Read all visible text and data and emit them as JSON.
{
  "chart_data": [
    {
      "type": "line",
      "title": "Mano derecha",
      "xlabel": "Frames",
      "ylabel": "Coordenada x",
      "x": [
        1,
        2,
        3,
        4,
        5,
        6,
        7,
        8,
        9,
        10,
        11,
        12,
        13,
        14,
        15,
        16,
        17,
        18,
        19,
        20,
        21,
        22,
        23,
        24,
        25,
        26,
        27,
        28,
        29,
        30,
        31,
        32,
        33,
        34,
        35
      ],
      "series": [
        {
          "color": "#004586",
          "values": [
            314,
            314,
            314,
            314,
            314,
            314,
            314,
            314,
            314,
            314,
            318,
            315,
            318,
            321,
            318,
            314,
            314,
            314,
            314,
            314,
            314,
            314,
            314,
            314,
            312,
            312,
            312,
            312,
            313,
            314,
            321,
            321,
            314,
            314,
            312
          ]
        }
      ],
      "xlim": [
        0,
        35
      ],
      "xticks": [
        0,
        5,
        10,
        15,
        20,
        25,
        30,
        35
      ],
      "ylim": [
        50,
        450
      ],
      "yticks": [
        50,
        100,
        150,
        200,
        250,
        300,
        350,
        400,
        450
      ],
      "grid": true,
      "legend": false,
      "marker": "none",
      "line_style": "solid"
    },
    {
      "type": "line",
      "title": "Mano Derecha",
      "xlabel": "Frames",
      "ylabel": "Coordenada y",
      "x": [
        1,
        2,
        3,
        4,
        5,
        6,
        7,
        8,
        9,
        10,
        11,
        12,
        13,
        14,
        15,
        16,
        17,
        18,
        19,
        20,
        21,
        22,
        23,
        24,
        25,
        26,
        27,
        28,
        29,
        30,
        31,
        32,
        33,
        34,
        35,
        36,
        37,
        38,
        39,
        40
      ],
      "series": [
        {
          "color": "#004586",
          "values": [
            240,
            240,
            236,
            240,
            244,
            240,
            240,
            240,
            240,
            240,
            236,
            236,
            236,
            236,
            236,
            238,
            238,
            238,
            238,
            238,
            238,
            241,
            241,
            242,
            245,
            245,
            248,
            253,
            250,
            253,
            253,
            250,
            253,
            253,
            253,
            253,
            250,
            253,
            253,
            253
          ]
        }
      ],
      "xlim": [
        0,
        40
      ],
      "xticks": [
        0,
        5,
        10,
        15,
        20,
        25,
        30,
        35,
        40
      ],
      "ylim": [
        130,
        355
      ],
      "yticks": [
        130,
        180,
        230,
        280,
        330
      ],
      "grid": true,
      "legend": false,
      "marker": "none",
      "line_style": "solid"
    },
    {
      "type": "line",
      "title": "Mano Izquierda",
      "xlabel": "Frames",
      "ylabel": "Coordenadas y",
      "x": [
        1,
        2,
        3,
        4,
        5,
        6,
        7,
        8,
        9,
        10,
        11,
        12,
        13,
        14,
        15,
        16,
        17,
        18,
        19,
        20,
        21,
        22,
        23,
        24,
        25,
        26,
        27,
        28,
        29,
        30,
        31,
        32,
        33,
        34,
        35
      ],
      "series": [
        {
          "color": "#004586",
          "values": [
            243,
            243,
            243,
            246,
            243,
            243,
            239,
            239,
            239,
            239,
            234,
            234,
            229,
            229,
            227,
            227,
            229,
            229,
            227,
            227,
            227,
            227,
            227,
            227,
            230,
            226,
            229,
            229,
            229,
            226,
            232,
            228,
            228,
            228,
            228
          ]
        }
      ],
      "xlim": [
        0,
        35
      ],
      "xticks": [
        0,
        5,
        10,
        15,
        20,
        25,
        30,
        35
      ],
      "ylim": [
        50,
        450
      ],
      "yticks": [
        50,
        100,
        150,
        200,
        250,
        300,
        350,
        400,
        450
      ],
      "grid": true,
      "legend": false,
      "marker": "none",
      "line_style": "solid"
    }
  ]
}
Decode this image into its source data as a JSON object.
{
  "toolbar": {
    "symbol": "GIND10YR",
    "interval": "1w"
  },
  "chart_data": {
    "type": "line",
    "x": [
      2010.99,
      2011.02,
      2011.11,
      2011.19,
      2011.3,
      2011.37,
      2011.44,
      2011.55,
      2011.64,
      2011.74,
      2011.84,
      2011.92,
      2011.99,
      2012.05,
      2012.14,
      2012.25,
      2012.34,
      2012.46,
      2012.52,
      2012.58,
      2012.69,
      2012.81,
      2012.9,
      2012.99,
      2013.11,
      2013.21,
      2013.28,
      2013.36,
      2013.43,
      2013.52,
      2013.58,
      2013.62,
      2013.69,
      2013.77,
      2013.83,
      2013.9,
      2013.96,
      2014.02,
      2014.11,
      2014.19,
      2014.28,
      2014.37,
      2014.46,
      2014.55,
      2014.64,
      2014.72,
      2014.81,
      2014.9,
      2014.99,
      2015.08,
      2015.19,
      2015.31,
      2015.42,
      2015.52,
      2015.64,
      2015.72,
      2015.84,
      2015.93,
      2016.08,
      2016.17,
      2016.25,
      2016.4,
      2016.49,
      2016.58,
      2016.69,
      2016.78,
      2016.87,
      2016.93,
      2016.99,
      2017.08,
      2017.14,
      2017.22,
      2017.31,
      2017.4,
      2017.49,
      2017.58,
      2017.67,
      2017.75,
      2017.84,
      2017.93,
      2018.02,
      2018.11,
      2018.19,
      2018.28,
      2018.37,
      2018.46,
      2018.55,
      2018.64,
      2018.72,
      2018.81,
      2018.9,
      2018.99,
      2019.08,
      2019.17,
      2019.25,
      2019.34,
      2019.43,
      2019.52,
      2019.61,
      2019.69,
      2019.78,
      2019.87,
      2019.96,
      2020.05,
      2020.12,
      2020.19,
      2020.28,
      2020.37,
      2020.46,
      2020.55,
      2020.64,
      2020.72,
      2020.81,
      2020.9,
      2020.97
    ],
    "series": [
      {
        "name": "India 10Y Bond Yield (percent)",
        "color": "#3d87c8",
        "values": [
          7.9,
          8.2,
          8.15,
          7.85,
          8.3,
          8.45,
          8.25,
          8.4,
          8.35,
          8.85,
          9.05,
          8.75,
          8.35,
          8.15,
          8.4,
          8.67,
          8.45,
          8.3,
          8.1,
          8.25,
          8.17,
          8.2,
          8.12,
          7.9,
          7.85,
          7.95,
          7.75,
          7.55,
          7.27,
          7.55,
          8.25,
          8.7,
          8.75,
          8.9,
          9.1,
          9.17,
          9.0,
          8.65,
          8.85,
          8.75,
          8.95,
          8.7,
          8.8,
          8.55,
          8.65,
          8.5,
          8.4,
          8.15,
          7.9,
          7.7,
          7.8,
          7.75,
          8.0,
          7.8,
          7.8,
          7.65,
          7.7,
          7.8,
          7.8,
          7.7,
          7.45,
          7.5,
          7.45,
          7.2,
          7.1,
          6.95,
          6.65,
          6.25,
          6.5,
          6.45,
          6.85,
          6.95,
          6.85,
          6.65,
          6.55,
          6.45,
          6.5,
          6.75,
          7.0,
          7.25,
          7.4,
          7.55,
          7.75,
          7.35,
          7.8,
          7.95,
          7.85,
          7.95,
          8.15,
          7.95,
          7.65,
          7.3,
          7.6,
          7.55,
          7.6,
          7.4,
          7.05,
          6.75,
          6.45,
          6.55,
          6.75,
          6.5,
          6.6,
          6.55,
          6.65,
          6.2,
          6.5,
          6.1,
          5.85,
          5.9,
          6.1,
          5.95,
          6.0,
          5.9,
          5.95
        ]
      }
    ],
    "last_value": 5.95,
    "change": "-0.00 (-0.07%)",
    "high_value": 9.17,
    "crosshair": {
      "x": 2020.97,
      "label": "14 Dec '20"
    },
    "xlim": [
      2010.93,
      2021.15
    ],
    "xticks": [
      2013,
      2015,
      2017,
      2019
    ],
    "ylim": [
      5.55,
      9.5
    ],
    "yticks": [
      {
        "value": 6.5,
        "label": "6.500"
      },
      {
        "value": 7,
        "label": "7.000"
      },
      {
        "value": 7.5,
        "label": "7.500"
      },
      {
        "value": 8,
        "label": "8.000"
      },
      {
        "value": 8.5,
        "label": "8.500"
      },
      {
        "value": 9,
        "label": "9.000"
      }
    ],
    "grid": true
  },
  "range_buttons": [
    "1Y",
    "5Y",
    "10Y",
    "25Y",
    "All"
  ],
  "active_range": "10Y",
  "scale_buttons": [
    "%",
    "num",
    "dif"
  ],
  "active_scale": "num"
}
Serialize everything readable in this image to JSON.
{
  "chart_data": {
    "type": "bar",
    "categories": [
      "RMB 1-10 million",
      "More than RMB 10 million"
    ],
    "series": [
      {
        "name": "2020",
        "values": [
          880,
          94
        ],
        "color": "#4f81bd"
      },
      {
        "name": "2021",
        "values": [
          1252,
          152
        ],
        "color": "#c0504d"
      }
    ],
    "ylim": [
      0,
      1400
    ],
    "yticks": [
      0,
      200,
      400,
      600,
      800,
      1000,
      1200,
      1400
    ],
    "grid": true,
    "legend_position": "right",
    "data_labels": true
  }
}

:::

• **Written request**
Write out every line of the data that holds the word "name".

• **The completed task**
        "name": "India 10Y Bond Yield (percent)",
        "name": "2020",
        "name": "2021",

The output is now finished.